_Exercise_
Every entry that follows is to be set down exactly, with its pictures omitted.

[Items from a document page collection]
********************

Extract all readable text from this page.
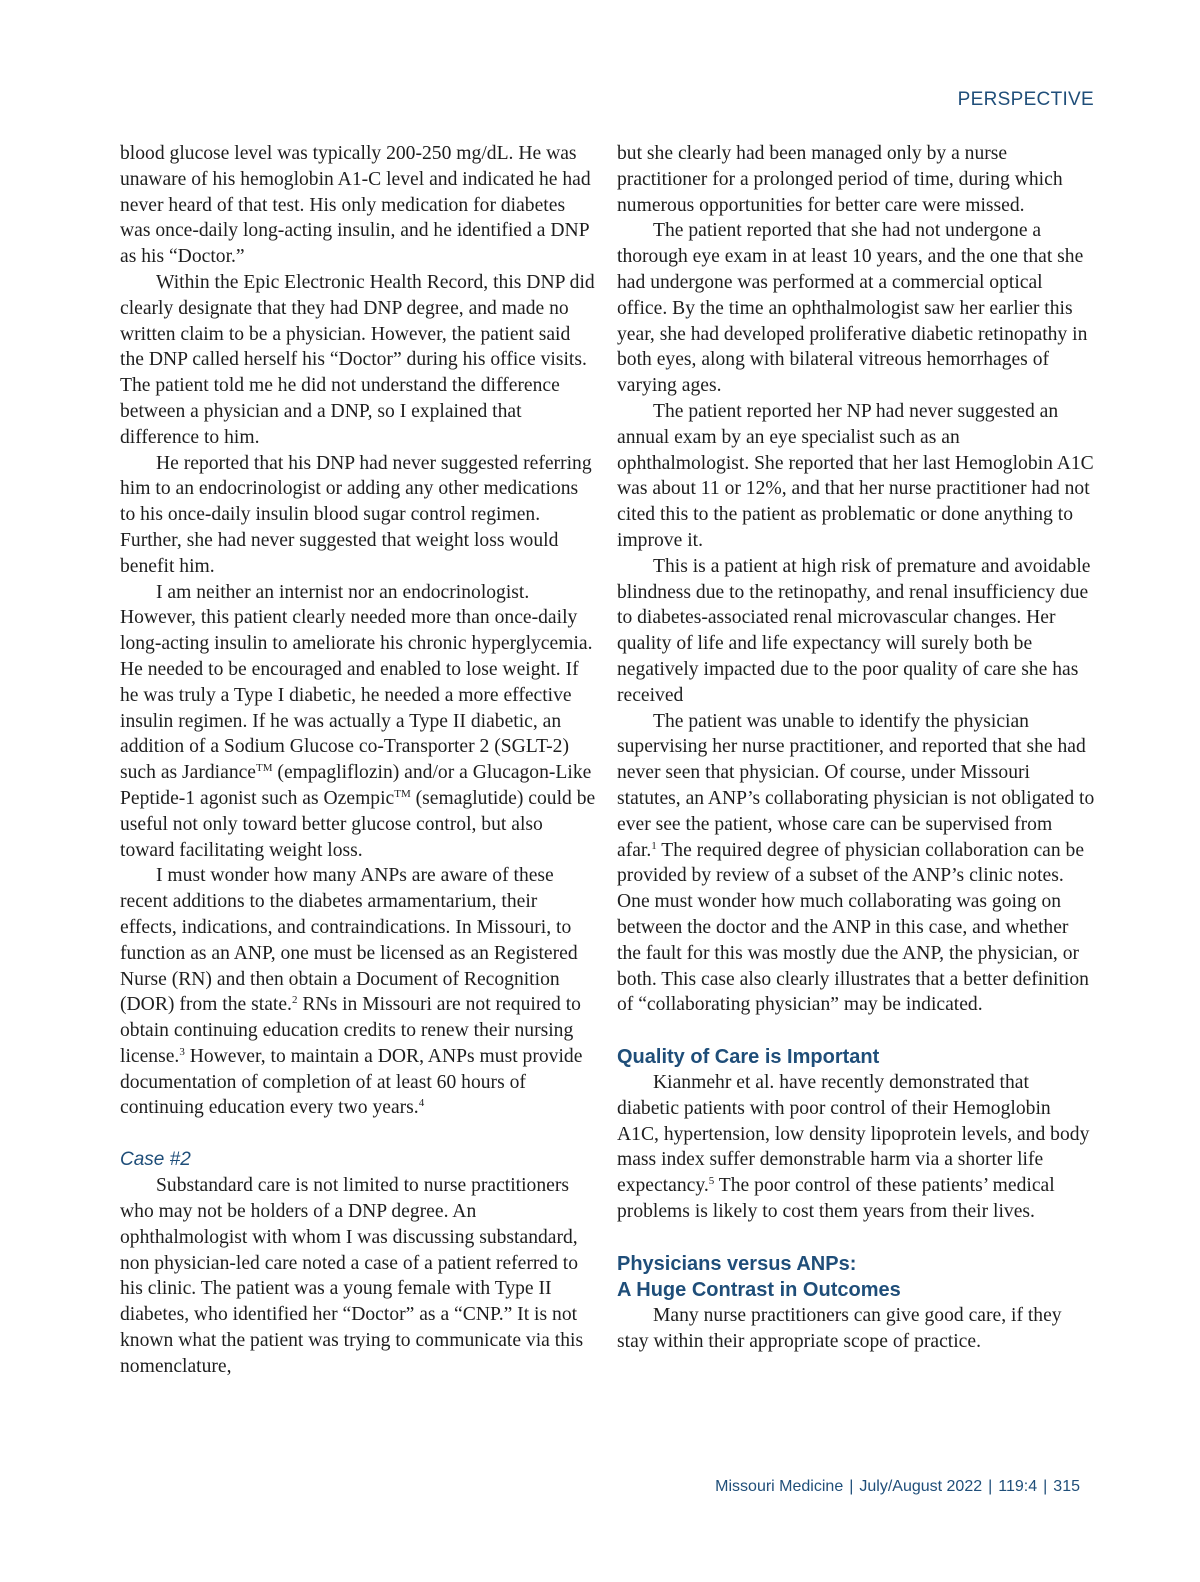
PERSPECTIVE

blood glucose level was typically 200-250 mg/dL. He was unaware of his hemoglobin A1-C level and indicated he had never heard of that test. His only medication for diabetes was once-daily long-acting insulin, and he identified a DNP as his “Doctor.”

Within the Epic Electronic Health Record, this DNP did clearly designate that they had DNP degree, and made no written claim to be a physician. However, the patient said the DNP called herself his “Doctor” during his office visits. The patient told me he did not understand the difference between a physician and a DNP, so I explained that difference to him.

He reported that his DNP had never suggested referring him to an endocrinologist or adding any other medications to his once-daily insulin blood sugar control regimen. Further, she had never suggested that weight loss would benefit him.

I am neither an internist nor an endocrinologist. However, this patient clearly needed more than once-daily long-acting insulin to ameliorate his chronic hyperglycemia. He needed to be encouraged and enabled to lose weight. If he was truly a Type I diabetic, he needed a more effective insulin regimen. If he was actually a Type II diabetic, an addition of a Sodium Glucose co-Transporter 2 (SGLT-2) such as Jardiance™ (empagliflozin) and/or a Glucagon-Like Peptide-1 agonist such as Ozempic™ (semaglutide) could be useful not only toward better glucose control, but also toward facilitating weight loss.

I must wonder how many ANPs are aware of these recent additions to the diabetes armamentarium, their effects, indications, and contraindications. In Missouri, to function as an ANP, one must be licensed as an Registered Nurse (RN) and then obtain a Document of Recognition (DOR) from the state.$^2$ RNs in Missouri are not required to obtain continuing education credits to renew their nursing license.$^3$ However, to maintain a DOR, ANPs must provide documentation of completion of at least 60 hours of continuing education every two years.$^4$

Case #2

Substandard care is not limited to nurse practitioners who may not be holders of a DNP degree. An ophthalmologist with whom I was discussing substandard, non physician-led care noted a case of a patient referred to his clinic. The patient was a young female with Type II diabetes, who identified her “Doctor” as a “CNP.” It is not known what the patient was trying to communicate via this nomenclature,

but she clearly had been managed only by a nurse practitioner for a prolonged period of time, during which numerous opportunities for better care were missed.

The patient reported that she had not undergone a thorough eye exam in at least 10 years, and the one that she had undergone was performed at a commercial optical office. By the time an ophthalmologist saw her earlier this year, she had developed proliferative diabetic retinopathy in both eyes, along with bilateral vitreous hemorrhages of varying ages.

The patient reported her NP had never suggested an annual exam by an eye specialist such as an ophthalmologist. She reported that her last Hemoglobin A1C was about 11 or 12%, and that her nurse practitioner had not cited this to the patient as problematic or done anything to improve it.

This is a patient at high risk of premature and avoidable blindness due to the retinopathy, and renal insufficiency due to diabetes-associated renal microvascular changes. Her quality of life and life expectancy will surely both be negatively impacted due to the poor quality of care she has received

The patient was unable to identify the physician supervising her nurse practitioner, and reported that she had never seen that physician. Of course, under Missouri statutes, an ANP’s collaborating physician is not obligated to ever see the patient, whose care can be supervised from afar.$^1$ The required degree of physician collaboration can be provided by review of a subset of the ANP’s clinic notes. One must wonder how much collaborating was going on between the doctor and the ANP in this case, and whether the fault for this was mostly due the ANP, the physician, or both. This case also clearly illustrates that a better definition of “collaborating physician” may be indicated.

Quality of Care is Important

Kianmehr et al. have recently demonstrated that diabetic patients with poor control of their Hemoglobin A1C, hypertension, low density lipoprotein levels, and body mass index suffer demonstrable harm via a shorter life expectancy.$^5$ The poor control of these patients’ medical problems is likely to cost them years from their lives.

Physicians versus ANPs:
A Huge Contrast in Outcomes

Many nurse practitioners can give good care, if they stay within their appropriate scope of practice.

Missouri Medicine | July/August 2022 | 119:4 | 315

********************

_Final answer_
Extract all readable text from this page.
PERSPECTIVE

blood glucose level was typically 200-250 mg/dL. He was unaware of his hemoglobin A1-C level and indicated he had never heard of that test. His only medication for diabetes was once-daily long-acting insulin, and he identified a DNP as his “Doctor.”

Within the Epic Electronic Health Record, this DNP did clearly designate that they had DNP degree, and made no written claim to be a physician. However, the patient said the DNP called herself his “Doctor” during his office visits. The patient told me he did not understand the difference between a physician and a DNP, so I explained that difference to him.

He reported that his DNP had never suggested referring him to an endocrinologist or adding any other medications to his once-daily insulin blood sugar control regimen. Further, she had never suggested that weight loss would benefit him.

I am neither an internist nor an endocrinologist. However, this patient clearly needed more than once-daily long-acting insulin to ameliorate his chronic hyperglycemia. He needed to be encouraged and enabled to lose weight. If he was truly a Type I diabetic, he needed a more effective insulin regimen. If he was actually a Type II diabetic, an addition of a Sodium Glucose co-Transporter 2 (SGLT-2) such as Jardiance™ (empagliflozin) and/or a Glucagon-Like Peptide-1 agonist such as Ozempic™ (semaglutide) could be useful not only toward better glucose control, but also toward facilitating weight loss.

I must wonder how many ANPs are aware of these recent additions to the diabetes armamentarium, their effects, indications, and contraindications. In Missouri, to function as an ANP, one must be licensed as an Registered Nurse (RN) and then obtain a Document of Recognition (DOR) from the state.$^2$ RNs in Missouri are not required to obtain continuing education credits to renew their nursing license.$^3$ However, to maintain a DOR, ANPs must provide documentation of completion of at least 60 hours of continuing education every two years.$^4$

Case #2

Substandard care is not limited to nurse practitioners who may not be holders of a DNP degree. An ophthalmologist with whom I was discussing substandard, non physician-led care noted a case of a patient referred to his clinic. The patient was a young female with Type II diabetes, who identified her “Doctor” as a “CNP.” It is not known what the patient was trying to communicate via this nomenclature,

but she clearly had been managed only by a nurse practitioner for a prolonged period of time, during which numerous opportunities for better care were missed.

The patient reported that she had not undergone a thorough eye exam in at least 10 years, and the one that she had undergone was performed at a commercial optical office. By the time an ophthalmologist saw her earlier this year, she had developed proliferative diabetic retinopathy in both eyes, along with bilateral vitreous hemorrhages of varying ages.

The patient reported her NP had never suggested an annual exam by an eye specialist such as an ophthalmologist. She reported that her last Hemoglobin A1C was about 11 or 12%, and that her nurse practitioner had not cited this to the patient as problematic or done anything to improve it.

This is a patient at high risk of premature and avoidable blindness due to the retinopathy, and renal insufficiency due to diabetes-associated renal microvascular changes. Her quality of life and life expectancy will surely both be negatively impacted due to the poor quality of care she has received

The patient was unable to identify the physician supervising her nurse practitioner, and reported that she had never seen that physician. Of course, under Missouri statutes, an ANP’s collaborating physician is not obligated to ever see the patient, whose care can be supervised from afar.$^1$ The required degree of physician collaboration can be provided by review of a subset of the ANP’s clinic notes. One must wonder how much collaborating was going on between the doctor and the ANP in this case, and whether the fault for this was mostly due the ANP, the physician, or both. This case also clearly illustrates that a better definition of “collaborating physician” may be indicated.

Quality of Care is Important

Kianmehr et al. have recently demonstrated that diabetic patients with poor control of their Hemoglobin A1C, hypertension, low density lipoprotein levels, and body mass index suffer demonstrable harm via a shorter life expectancy.$^5$ The poor control of these patients’ medical problems is likely to cost them years from their lives.

Physicians versus ANPs:
A Huge Contrast in Outcomes

Many nurse practitioners can give good care, if they stay within their appropriate scope of practice.

Missouri Medicine | July/August 2022 | 119:4 | 315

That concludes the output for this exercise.